** Begin Information shown **

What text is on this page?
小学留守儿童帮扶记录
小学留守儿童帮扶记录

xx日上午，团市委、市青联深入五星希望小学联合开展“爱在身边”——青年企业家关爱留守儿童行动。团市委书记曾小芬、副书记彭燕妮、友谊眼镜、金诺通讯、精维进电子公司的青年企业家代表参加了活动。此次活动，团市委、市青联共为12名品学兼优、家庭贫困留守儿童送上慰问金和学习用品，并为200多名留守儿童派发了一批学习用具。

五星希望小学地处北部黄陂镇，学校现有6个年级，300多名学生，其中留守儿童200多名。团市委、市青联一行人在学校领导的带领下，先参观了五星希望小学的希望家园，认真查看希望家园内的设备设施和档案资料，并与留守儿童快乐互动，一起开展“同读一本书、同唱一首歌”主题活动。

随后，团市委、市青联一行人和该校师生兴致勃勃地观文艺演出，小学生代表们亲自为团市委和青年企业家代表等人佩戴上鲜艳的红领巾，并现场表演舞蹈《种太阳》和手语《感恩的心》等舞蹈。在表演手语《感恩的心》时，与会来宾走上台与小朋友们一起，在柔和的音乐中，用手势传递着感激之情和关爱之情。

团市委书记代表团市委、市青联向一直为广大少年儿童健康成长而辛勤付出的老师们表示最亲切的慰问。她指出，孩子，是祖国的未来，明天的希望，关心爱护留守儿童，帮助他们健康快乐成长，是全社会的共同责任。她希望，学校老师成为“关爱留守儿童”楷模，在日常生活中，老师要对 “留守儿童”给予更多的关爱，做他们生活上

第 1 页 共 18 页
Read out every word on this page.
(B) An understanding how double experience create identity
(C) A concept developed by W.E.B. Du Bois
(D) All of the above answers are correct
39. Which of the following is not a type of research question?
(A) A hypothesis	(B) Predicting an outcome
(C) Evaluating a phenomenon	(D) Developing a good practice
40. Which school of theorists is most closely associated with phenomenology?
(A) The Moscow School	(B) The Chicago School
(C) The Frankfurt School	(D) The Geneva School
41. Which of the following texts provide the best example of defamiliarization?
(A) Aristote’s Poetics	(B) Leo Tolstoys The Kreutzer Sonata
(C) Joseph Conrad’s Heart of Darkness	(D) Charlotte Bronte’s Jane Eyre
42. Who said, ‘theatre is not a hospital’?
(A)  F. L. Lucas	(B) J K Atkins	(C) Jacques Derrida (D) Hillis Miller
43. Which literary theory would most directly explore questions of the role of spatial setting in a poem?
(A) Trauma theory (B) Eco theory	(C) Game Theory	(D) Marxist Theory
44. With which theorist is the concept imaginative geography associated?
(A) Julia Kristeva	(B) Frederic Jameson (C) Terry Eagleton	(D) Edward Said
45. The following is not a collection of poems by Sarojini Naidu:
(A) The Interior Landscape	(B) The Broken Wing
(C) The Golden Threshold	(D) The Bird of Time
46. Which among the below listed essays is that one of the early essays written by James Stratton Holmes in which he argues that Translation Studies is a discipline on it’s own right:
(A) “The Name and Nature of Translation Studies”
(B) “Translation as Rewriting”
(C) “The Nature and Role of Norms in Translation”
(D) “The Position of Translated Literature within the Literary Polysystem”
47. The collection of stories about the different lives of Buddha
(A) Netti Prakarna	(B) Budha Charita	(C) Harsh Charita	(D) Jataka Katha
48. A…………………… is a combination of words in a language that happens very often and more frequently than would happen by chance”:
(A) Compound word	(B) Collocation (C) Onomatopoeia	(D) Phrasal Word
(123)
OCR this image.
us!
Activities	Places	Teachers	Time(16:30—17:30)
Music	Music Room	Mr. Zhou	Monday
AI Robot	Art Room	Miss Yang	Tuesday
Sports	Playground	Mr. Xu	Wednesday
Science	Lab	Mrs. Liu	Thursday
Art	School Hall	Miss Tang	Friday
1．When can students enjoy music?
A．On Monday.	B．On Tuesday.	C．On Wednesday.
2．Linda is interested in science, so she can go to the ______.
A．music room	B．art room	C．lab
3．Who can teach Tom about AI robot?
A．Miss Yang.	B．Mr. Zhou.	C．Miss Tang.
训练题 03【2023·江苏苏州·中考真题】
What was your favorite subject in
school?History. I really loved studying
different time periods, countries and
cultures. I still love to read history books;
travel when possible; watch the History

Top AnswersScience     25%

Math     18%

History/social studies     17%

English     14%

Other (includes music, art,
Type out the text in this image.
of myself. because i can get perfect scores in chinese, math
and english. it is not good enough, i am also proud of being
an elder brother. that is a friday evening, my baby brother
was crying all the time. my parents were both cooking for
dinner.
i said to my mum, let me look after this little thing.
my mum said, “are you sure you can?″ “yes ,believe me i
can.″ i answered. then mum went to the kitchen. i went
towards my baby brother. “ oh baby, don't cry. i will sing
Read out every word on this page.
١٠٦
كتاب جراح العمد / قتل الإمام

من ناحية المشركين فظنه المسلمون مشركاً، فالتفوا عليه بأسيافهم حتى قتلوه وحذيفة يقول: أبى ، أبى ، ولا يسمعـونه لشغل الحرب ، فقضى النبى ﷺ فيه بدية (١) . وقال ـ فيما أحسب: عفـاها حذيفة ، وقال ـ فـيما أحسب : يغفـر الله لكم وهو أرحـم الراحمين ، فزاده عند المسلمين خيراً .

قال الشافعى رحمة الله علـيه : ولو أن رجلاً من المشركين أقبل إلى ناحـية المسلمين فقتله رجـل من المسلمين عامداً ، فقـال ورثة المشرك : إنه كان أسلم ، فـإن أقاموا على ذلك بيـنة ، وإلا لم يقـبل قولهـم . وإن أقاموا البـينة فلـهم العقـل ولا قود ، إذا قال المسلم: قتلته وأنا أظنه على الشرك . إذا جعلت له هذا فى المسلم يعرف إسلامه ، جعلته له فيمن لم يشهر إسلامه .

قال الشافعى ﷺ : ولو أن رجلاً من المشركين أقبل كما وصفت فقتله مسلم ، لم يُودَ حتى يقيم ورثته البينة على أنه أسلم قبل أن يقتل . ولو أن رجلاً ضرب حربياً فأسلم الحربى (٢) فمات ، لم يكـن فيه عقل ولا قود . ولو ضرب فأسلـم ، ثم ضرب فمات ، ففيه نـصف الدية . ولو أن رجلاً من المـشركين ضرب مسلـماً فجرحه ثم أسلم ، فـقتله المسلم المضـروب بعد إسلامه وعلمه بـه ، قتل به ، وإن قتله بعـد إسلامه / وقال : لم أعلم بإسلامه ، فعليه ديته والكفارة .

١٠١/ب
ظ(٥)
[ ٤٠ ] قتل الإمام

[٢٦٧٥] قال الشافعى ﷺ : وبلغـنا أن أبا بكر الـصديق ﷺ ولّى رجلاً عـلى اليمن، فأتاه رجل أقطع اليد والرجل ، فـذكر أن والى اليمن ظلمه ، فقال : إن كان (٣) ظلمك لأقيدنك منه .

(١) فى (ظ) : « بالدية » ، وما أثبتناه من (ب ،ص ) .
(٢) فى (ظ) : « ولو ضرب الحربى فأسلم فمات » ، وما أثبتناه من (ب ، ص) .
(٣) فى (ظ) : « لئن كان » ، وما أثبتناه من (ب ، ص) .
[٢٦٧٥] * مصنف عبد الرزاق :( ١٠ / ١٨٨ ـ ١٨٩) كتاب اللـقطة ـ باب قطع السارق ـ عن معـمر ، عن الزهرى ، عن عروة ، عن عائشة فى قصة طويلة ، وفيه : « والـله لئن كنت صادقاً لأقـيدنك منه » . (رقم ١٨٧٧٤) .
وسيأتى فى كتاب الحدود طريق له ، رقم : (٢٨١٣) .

** End Information shown **

Required task: Print every entry exactly as it appears.

Worked answer:
What text is on this page?
小学留守儿童帮扶记录
小学留守儿童帮扶记录

xx日上午，团市委、市青联深入五星希望小学联合开展“爱在身边”——青年企业家关爱留守儿童行动。团市委书记曾小芬、副书记彭燕妮、友谊眼镜、金诺通讯、精维进电子公司的青年企业家代表参加了活动。此次活动，团市委、市青联共为12名品学兼优、家庭贫困留守儿童送上慰问金和学习用品，并为200多名留守儿童派发了一批学习用具。

五星希望小学地处北部黄陂镇，学校现有6个年级，300多名学生，其中留守儿童200多名。团市委、市青联一行人在学校领导的带领下，先参观了五星希望小学的希望家园，认真查看希望家园内的设备设施和档案资料，并与留守儿童快乐互动，一起开展“同读一本书、同唱一首歌”主题活动。

随后，团市委、市青联一行人和该校师生兴致勃勃地观文艺演出，小学生代表们亲自为团市委和青年企业家代表等人佩戴上鲜艳的红领巾，并现场表演舞蹈《种太阳》和手语《感恩的心》等舞蹈。在表演手语《感恩的心》时，与会来宾走上台与小朋友们一起，在柔和的音乐中，用手势传递着感激之情和关爱之情。

团市委书记代表团市委、市青联向一直为广大少年儿童健康成长而辛勤付出的老师们表示最亲切的慰问。她指出，孩子，是祖国的未来，明天的希望，关心爱护留守儿童，帮助他们健康快乐成长，是全社会的共同责任。她希望，学校老师成为“关爱留守儿童”楷模，在日常生活中，老师要对 “留守儿童”给予更多的关爱，做他们生活上

第 1 页 共 18 页
Read out every word on this page.
(B) An understanding how double experience create identity
(C) A concept developed by W.E.B. Du Bois
(D) All of the above answers are correct
39. Which of the following is not a type of research question?
(A) A hypothesis	(B) Predicting an outcome
(C) Evaluating a phenomenon	(D) Developing a good practice
40. Which school of theorists is most closely associated with phenomenology?
(A) The Moscow School	(B) The Chicago School
(C) The Frankfurt School	(D) The Geneva School
41. Which of the following texts provide the best example of defamiliarization?
(A) Aristote’s Poetics	(B) Leo Tolstoys The Kreutzer Sonata
(C) Joseph Conrad’s Heart of Darkness	(D) Charlotte Bronte’s Jane Eyre
42. Who said, ‘theatre is not a hospital’?
(A)  F. L. Lucas	(B) J K Atkins	(C) Jacques Derrida (D) Hillis Miller
43. Which literary theory would most directly explore questions of the role of spatial setting in a poem?
(A) Trauma theory (B) Eco theory	(C) Game Theory	(D) Marxist Theory
44. With which theorist is the concept imaginative geography associated?
(A) Julia Kristeva	(B) Frederic Jameson (C) Terry Eagleton	(D) Edward Said
45. The following is not a collection of poems by Sarojini Naidu:
(A) The Interior Landscape	(B) The Broken Wing
(C) The Golden Threshold	(D) The Bird of Time
46. Which among the below listed essays is that one of the early essays written by James Stratton Holmes in which he argues that Translation Studies is a discipline on it’s own right:
(A) “The Name and Nature of Translation Studies”
(B) “Translation as Rewriting”
(C) “The Nature and Role of Norms in Translation”
(D) “The Position of Translated Literature within the Literary Polysystem”
47. The collection of stories about the different lives of Buddha
(A) Netti Prakarna	(B) Budha Charita	(C) Harsh Charita	(D) Jataka Katha
48. A…………………… is a combination of words in a language that happens very often and more frequently than would happen by chance”:
(A) Compound word	(B) Collocation (C) Onomatopoeia	(D) Phrasal Word
(123)
OCR this image.
us!
Activities	Places	Teachers	Time(16:30—17:30)
Music	Music Room	Mr. Zhou	Monday
AI Robot	Art Room	Miss Yang	Tuesday
Sports	Playground	Mr. Xu	Wednesday
Science	Lab	Mrs. Liu	Thursday
Art	School Hall	Miss Tang	Friday
1．When can students enjoy music?
A．On Monday.	B．On Tuesday.	C．On Wednesday.
2．Linda is interested in science, so she can go to the ______.
A．music room	B．art room	C．lab
3．Who can teach Tom about AI robot?
A．Miss Yang.	B．Mr. Zhou.	C．Miss Tang.
训练题 03【2023·江苏苏州·中考真题】
What was your favorite subject in
school?History. I really loved studying
different time periods, countries and
cultures. I still love to read history books;
travel when possible; watch the History

Top AnswersScience     25%

Math     18%

History/social studies     17%

English     14%

Other (includes music, art,
Type out the text in this image.
of myself. because i can get perfect scores in chinese, math
and english. it is not good enough, i am also proud of being
an elder brother. that is a friday evening, my baby brother
was crying all the time. my parents were both cooking for
dinner.
i said to my mum, let me look after this little thing.
my mum said, “are you sure you can?″ “yes ,believe me i
can.″ i answered. then mum went to the kitchen. i went
towards my baby brother. “ oh baby, don't cry. i will sing
Read out every word on this page.
١٠٦
كتاب جراح العمد / قتل الإمام

من ناحية المشركين فظنه المسلمون مشركاً، فالتفوا عليه بأسيافهم حتى قتلوه وحذيفة يقول: أبى ، أبى ، ولا يسمعـونه لشغل الحرب ، فقضى النبى ﷺ فيه بدية (١) . وقال ـ فيما أحسب: عفـاها حذيفة ، وقال ـ فـيما أحسب : يغفـر الله لكم وهو أرحـم الراحمين ، فزاده عند المسلمين خيراً .

قال الشافعى رحمة الله علـيه : ولو أن رجلاً من المشركين أقبل إلى ناحـية المسلمين فقتله رجـل من المسلمين عامداً ، فقـال ورثة المشرك : إنه كان أسلم ، فـإن أقاموا على ذلك بيـنة ، وإلا لم يقـبل قولهـم . وإن أقاموا البـينة فلـهم العقـل ولا قود ، إذا قال المسلم: قتلته وأنا أظنه على الشرك . إذا جعلت له هذا فى المسلم يعرف إسلامه ، جعلته له فيمن لم يشهر إسلامه .

قال الشافعى ﷺ : ولو أن رجلاً من المشركين أقبل كما وصفت فقتله مسلم ، لم يُودَ حتى يقيم ورثته البينة على أنه أسلم قبل أن يقتل . ولو أن رجلاً ضرب حربياً فأسلم الحربى (٢) فمات ، لم يكـن فيه عقل ولا قود . ولو ضرب فأسلـم ، ثم ضرب فمات ، ففيه نـصف الدية . ولو أن رجلاً من المـشركين ضرب مسلـماً فجرحه ثم أسلم ، فـقتله المسلم المضـروب بعد إسلامه وعلمه بـه ، قتل به ، وإن قتله بعـد إسلامه / وقال : لم أعلم بإسلامه ، فعليه ديته والكفارة .

١٠١/ب
ظ(٥)
[ ٤٠ ] قتل الإمام

[٢٦٧٥] قال الشافعى ﷺ : وبلغـنا أن أبا بكر الـصديق ﷺ ولّى رجلاً عـلى اليمن، فأتاه رجل أقطع اليد والرجل ، فـذكر أن والى اليمن ظلمه ، فقال : إن كان (٣) ظلمك لأقيدنك منه .

(١) فى (ظ) : « بالدية » ، وما أثبتناه من (ب ،ص ) .
(٢) فى (ظ) : « ولو ضرب الحربى فأسلم فمات » ، وما أثبتناه من (ب ، ص) .
(٣) فى (ظ) : « لئن كان » ، وما أثبتناه من (ب ، ص) .
[٢٦٧٥] * مصنف عبد الرزاق :( ١٠ / ١٨٨ ـ ١٨٩) كتاب اللـقطة ـ باب قطع السارق ـ عن معـمر ، عن الزهرى ، عن عروة ، عن عائشة فى قصة طويلة ، وفيه : « والـله لئن كنت صادقاً لأقـيدنك منه » . (رقم ١٨٧٧٤) .
وسيأتى فى كتاب الحدود طريق له ، رقم : (٢٨١٣) .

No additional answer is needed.